• _Texte proposé_
# # #

Cette profonde aversion pour les partis extrêmes comme pour les procédés violens, quand les transactions étaient encore possibles et honorables, ne se mêlait pourtant à aucune irrésolution, à aucune timidité dans ses propres vues. Nul n’était au fond plus ferme et plus décidé que lui. Il ne se distinguait pas moins par sa confiance dans le succès final de sa cause que par sa modération envers un adversaire malheureux. Vers la fin de 1813, il écrivait de Fribourg à lord Castlereagh : « Nous sommes persuadés que nous sommes ici sur la vraie route de Paris, et j’espère que vous ne me trouverez pas trop téméraire ou trop confiant, si, après tout ce qui a été dit, je parle de Paris. Il me semble que, du moment où nous avons dû entrer en France, il serait ridicule de jouer pour autre chose que pour le plus grand enjeu. Si nous restons unis, je ne vois pas quelle résistance efficace Napoléon est en mesure de nous faire, et j’espère avec confiance que l’entreprise sera poursuivie avec l’énergie et la vigueur qu’elle réclame. » Lord Aberdeen pensait qu’on devait être à la fois confiant et modéré lorsqu’on représentait l’Angleterre. La calme et sereine conscience de tout ce que pouvait son pays ne l’abandonna jamais ; elle ne cessa d’inspirer, jusqu’à la fin de sa carrière, chacune de ses paroles comme chacun, de ses actes. Une

  1. On n’a pas oublié les détails intéressans sur cette attitude de lord Aberdeen à Châtillon qu’a donnés M. d’Haussonville dans la Revue (livraison du 15 janvier dernier). Le jugement porté sur son caractère et ses sentimens par l’historien de la restauration, M. Louis de Viel-Castel, est également présent à tous les souvenirs.

# # #

Recopiez fidèlement, dans le texte sur lord Aberdeen, le passage qui commence par les mots où figure « 1. On n’a pas » et s'achève sur « tous les souvenirs. ».

• _Données fournies_
# # #

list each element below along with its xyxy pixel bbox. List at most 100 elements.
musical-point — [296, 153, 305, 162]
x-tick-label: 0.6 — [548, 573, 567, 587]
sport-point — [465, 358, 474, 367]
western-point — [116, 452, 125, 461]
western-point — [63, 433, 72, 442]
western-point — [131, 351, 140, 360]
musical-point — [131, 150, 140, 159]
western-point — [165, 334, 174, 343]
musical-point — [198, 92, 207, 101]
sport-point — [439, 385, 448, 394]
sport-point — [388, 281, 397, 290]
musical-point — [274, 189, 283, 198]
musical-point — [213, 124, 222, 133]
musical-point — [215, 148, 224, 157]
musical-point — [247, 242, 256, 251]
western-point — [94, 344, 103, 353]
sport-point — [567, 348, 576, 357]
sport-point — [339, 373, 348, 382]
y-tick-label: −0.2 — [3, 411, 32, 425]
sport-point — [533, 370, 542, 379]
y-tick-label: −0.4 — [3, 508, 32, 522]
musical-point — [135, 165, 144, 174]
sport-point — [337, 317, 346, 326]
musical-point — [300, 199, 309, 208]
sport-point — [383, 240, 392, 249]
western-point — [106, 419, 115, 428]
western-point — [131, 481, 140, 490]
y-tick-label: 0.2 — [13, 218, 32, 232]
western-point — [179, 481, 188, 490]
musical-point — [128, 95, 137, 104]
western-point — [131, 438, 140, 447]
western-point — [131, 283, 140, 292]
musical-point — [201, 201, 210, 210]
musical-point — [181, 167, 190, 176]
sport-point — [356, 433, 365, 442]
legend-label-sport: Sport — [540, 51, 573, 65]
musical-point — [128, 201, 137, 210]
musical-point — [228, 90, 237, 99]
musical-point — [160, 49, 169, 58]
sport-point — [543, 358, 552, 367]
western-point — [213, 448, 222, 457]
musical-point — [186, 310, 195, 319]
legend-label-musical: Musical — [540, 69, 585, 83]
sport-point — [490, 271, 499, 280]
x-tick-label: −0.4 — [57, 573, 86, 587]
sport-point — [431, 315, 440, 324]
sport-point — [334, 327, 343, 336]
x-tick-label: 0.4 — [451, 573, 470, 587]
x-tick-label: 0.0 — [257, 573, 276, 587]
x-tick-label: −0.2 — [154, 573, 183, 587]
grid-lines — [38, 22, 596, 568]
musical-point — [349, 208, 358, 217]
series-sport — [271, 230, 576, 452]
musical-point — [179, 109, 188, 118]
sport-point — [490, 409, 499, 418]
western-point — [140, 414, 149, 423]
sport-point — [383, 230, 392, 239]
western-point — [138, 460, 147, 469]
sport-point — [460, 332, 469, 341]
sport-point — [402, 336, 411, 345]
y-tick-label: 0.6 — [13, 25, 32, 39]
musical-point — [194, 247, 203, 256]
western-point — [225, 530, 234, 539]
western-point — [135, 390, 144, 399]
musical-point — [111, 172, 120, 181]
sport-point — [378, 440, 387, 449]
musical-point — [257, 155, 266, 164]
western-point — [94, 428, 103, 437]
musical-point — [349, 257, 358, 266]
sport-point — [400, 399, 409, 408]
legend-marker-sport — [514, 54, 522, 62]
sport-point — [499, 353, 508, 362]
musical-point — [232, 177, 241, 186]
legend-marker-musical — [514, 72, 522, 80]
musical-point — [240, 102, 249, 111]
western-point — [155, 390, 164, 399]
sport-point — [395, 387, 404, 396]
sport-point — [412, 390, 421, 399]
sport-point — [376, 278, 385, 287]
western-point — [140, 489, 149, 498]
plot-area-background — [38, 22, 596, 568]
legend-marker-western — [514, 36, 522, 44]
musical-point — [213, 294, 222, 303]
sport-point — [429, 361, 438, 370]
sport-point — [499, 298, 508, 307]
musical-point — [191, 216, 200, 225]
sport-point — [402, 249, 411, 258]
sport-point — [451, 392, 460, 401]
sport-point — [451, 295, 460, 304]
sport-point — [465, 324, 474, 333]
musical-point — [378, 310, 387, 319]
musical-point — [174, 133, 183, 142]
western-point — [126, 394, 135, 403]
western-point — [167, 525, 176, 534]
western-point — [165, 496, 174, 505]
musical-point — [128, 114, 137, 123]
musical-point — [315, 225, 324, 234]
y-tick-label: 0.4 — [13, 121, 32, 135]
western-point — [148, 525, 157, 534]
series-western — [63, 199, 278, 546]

# # #

• _Solution proposée_
1. On n’a pas oublié les détails intéressans sur cette attitude de lord Aberdeen à Châtillon qu’a donnés M. d’Haussonville dans la Revue (livraison du 15 janvier dernier). Le jugement porté sur son caractère et ses sentimens par l’historien de la restauration, M. Louis de Viel-Castel, est également présent à tous les souvenirs.